### TO BE DONE:
Filter the records below down to lines containing "menu".

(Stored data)
※ ※ ※

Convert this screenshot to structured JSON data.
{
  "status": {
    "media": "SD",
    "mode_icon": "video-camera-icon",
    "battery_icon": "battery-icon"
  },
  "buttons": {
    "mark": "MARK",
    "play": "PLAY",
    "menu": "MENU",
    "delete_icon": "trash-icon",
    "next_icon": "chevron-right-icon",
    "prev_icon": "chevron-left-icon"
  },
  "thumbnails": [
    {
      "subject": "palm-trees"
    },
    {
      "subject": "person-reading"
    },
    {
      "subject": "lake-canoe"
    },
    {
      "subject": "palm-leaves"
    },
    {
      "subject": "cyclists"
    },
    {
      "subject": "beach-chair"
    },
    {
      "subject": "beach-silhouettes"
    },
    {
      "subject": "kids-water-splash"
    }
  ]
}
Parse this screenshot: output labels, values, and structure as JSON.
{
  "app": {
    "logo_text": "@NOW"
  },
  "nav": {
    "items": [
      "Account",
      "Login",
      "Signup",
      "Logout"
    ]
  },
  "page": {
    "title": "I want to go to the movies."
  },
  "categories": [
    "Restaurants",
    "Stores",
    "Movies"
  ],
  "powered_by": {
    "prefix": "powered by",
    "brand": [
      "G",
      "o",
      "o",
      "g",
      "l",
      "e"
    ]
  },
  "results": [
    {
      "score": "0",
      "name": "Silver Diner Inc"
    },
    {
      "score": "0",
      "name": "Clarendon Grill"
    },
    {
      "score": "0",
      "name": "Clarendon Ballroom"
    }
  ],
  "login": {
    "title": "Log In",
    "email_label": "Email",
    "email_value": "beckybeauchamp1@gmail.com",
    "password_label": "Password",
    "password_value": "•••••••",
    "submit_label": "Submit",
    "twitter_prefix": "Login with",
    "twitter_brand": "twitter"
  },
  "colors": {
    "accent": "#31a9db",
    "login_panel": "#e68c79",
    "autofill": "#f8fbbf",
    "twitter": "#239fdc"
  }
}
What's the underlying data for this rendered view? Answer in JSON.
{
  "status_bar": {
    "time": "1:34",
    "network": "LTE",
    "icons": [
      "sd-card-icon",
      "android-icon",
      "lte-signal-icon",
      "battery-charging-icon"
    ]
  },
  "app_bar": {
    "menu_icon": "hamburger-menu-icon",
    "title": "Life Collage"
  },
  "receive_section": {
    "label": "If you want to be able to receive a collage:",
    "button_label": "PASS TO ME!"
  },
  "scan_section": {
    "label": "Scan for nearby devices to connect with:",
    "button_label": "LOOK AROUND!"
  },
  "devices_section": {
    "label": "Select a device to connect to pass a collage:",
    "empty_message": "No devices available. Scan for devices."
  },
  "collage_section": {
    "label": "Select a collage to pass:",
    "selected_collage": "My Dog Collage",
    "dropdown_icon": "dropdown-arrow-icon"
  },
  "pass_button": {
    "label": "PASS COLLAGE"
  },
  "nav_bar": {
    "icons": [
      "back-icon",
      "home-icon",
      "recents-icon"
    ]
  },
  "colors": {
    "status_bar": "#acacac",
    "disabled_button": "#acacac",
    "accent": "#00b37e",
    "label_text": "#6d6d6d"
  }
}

※ ※ ※

### RESULT:
    "menu": "MENU",
    "menu_icon": "hamburger-menu-icon",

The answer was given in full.